DIRECTIONS
Please repeat all of the lines that follow, exactly as written.

EXTRACTED DATA

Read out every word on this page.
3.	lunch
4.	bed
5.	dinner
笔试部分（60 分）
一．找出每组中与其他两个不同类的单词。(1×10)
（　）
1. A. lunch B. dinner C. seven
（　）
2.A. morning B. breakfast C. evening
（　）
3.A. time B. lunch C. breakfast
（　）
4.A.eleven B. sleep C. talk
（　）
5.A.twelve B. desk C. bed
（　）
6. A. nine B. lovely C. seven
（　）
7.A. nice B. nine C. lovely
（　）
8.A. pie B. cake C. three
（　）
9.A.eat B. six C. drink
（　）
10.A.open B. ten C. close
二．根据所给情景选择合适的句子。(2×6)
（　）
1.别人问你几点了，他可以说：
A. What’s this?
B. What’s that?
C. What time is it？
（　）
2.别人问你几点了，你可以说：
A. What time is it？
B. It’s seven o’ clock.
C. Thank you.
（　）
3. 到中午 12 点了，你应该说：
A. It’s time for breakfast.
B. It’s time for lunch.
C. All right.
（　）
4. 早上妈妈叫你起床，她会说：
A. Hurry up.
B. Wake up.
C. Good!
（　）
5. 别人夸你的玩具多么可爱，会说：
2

TASK RESULT
Read out every word on this page.
3.	lunch
4.	bed
5.	dinner
笔试部分（60 分）
一．找出每组中与其他两个不同类的单词。(1×10)
（　）
1. A. lunch B. dinner C. seven
（　）
2.A. morning B. breakfast C. evening
（　）
3.A. time B. lunch C. breakfast
（　）
4.A.eleven B. sleep C. talk
（　）
5.A.twelve B. desk C. bed
（　）
6. A. nine B. lovely C. seven
（　）
7.A. nice B. nine C. lovely
（　）
8.A. pie B. cake C. three
（　）
9.A.eat B. six C. drink
（　）
10.A.open B. ten C. close
二．根据所给情景选择合适的句子。(2×6)
（　）
1.别人问你几点了，他可以说：
A. What’s this?
B. What’s that?
C. What time is it？
（　）
2.别人问你几点了，你可以说：
A. What time is it？
B. It’s seven o’ clock.
C. Thank you.
（　）
3. 到中午 12 点了，你应该说：
A. It’s time for breakfast.
B. It’s time for lunch.
C. All right.
（　）
4. 早上妈妈叫你起床，她会说：
A. Hurry up.
B. Wake up.
C. Good!
（　）
5. 别人夸你的玩具多么可爱，会说：
2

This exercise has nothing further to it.